- [PROVIDED ENTRIES]:
-- START --

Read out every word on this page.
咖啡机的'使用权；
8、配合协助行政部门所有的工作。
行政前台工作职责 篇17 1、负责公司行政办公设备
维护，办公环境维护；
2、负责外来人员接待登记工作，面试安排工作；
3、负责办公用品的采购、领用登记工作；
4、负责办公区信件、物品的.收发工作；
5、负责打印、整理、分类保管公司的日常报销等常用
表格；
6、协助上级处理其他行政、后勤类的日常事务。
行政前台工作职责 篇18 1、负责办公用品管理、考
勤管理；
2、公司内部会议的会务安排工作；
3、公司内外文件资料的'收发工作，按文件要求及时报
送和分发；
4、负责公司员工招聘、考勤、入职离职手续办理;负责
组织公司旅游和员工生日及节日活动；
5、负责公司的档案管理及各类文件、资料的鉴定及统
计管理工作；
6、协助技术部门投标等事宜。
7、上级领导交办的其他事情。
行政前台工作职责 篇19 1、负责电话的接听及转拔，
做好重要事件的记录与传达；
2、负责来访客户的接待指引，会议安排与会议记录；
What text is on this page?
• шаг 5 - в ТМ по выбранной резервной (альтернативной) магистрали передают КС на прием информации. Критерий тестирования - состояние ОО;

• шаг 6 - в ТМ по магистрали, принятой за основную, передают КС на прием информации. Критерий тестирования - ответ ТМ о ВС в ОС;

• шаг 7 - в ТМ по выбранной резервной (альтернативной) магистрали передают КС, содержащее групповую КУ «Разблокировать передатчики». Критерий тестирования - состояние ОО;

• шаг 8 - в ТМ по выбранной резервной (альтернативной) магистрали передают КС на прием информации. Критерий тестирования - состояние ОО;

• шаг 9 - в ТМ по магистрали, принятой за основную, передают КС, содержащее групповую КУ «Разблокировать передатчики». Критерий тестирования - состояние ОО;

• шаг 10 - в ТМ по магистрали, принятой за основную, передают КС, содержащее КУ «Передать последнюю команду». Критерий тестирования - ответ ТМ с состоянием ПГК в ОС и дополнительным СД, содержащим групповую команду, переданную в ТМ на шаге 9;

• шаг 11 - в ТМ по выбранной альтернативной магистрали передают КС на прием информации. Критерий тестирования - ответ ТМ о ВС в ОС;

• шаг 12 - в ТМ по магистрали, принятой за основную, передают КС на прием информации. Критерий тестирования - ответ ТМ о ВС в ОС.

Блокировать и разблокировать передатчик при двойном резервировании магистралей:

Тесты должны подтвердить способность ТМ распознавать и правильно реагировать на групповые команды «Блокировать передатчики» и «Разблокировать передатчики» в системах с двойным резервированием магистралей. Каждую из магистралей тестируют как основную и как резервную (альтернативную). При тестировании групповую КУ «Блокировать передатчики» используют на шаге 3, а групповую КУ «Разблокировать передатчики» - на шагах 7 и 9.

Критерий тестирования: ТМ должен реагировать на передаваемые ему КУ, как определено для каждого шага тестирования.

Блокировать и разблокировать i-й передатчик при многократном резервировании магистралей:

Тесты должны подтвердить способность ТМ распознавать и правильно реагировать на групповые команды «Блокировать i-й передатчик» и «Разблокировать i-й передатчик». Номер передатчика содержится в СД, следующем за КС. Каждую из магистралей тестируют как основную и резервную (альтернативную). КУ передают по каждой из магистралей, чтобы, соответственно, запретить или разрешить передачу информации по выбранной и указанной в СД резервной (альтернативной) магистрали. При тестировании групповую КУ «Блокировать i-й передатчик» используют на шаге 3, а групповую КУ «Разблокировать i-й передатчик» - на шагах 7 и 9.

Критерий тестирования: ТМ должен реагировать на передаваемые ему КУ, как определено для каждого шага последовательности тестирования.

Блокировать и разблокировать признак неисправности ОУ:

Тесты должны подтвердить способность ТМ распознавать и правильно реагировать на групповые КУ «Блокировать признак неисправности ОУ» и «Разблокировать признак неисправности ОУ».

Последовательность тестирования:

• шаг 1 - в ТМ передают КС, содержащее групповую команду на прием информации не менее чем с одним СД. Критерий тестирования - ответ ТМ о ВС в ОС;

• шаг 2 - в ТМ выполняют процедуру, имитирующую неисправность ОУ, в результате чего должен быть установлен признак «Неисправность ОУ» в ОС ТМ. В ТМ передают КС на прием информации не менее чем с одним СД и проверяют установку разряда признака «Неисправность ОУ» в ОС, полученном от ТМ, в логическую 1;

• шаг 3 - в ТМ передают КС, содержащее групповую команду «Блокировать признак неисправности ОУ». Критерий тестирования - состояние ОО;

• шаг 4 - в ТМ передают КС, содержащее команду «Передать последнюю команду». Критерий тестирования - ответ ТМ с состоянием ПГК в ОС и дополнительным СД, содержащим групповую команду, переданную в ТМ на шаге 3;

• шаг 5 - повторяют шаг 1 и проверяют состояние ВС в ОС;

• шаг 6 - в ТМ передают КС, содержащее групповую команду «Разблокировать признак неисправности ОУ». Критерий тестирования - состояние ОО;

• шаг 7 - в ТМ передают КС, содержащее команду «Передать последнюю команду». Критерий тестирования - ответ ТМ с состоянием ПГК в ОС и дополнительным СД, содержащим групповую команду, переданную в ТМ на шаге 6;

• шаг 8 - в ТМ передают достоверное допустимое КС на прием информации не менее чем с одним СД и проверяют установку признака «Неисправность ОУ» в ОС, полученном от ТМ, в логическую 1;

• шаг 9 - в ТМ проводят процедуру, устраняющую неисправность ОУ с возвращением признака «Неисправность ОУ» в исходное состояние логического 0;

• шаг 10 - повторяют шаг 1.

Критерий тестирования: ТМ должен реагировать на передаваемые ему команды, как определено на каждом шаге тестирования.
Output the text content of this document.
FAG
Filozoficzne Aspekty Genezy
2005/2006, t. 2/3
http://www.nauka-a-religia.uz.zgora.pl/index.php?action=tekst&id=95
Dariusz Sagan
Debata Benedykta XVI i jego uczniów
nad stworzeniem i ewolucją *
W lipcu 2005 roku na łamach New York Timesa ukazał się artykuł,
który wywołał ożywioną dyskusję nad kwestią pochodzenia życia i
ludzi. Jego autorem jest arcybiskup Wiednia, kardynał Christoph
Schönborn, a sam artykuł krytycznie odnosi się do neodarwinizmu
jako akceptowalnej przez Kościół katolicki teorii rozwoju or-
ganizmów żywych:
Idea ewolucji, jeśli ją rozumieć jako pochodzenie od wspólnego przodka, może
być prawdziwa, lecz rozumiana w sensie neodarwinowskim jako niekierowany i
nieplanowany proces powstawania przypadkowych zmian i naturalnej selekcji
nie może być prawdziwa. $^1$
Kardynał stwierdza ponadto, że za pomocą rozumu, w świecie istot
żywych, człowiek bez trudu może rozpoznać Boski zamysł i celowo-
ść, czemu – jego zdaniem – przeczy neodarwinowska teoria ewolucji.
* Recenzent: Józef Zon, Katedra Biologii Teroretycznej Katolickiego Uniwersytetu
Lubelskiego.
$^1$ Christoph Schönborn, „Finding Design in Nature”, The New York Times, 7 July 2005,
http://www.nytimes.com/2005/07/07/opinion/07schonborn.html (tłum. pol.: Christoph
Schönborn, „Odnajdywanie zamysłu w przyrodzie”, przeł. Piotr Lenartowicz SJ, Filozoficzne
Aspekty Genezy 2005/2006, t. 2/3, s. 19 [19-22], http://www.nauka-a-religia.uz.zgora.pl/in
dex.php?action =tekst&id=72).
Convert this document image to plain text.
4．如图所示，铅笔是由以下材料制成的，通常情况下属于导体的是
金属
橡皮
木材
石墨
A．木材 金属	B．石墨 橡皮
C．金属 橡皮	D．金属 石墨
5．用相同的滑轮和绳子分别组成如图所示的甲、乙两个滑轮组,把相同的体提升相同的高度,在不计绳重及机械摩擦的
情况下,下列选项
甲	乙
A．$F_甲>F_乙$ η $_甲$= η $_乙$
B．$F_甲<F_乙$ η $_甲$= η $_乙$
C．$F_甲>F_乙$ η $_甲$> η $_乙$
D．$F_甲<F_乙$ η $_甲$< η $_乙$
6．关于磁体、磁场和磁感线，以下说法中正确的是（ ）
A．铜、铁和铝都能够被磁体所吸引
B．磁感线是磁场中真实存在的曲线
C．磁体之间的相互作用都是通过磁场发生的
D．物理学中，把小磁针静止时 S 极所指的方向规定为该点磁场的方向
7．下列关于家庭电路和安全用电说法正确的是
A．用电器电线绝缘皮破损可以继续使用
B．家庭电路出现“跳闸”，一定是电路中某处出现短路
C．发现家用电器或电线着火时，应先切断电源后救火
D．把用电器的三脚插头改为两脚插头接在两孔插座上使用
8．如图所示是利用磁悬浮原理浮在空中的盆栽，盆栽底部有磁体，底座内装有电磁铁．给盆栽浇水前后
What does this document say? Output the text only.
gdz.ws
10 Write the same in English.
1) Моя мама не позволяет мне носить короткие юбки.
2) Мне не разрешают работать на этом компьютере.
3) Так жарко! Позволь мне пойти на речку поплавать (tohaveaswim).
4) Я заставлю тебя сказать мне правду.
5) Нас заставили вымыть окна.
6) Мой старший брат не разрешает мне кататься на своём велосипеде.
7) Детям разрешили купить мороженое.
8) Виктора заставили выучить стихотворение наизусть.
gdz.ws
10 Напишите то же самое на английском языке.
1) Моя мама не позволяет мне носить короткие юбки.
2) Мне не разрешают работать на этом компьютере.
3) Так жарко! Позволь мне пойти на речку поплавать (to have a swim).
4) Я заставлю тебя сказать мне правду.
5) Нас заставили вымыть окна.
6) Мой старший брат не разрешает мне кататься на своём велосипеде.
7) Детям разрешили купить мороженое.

-- END --

- [WHAT IS REQUIRED]:
Where a line of the entries contains the word "http", copy that line.

- [FINAL RESULT]:
http://www.nauka-a-religia.uz.zgora.pl/index.php?action=tekst&id=95
http://www.nytimes.com/2005/07/07/opinion/07schonborn.html (tłum. pol.: Christoph
Aspekty Genezy 2005/2006, t. 2/3, s. 19 [19-22], http://www.nauka-a-religia.uz.zgora.pl/in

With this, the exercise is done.